▶ _REQUIRED WORK_
Below are some entries. Copy each line that holds the string "Outdoor".

▶ _DATA FOR THE TASK_
==========

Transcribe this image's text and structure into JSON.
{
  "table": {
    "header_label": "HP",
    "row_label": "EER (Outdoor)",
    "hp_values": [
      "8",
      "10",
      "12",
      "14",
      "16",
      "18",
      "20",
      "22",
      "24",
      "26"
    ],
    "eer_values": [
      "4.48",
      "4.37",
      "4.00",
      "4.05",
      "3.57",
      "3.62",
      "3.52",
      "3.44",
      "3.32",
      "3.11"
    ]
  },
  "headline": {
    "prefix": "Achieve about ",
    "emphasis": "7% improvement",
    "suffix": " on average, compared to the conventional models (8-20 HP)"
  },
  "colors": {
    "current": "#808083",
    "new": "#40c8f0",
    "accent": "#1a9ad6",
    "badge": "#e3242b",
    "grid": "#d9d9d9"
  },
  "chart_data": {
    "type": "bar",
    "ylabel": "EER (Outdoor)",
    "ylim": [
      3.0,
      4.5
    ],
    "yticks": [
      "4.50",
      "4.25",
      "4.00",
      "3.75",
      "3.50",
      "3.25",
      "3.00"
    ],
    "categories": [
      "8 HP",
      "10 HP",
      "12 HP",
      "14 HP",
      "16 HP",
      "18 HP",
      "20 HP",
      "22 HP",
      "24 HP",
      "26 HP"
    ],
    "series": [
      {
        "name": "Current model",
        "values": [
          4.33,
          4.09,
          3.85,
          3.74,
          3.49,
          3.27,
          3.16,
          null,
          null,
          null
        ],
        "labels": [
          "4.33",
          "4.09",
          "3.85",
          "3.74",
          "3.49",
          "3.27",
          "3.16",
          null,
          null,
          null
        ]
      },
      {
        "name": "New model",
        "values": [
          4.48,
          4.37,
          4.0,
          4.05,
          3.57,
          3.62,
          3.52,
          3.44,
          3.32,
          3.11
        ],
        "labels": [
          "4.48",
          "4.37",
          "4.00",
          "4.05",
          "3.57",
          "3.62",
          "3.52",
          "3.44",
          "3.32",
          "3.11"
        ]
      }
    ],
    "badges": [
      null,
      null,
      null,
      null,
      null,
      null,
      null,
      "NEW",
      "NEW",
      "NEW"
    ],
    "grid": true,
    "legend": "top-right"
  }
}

==========

▶ _SOLUTION TO THIS EXERCISE_
    "row_label": "EER (Outdoor)",
    "ylabel": "EER (Outdoor)",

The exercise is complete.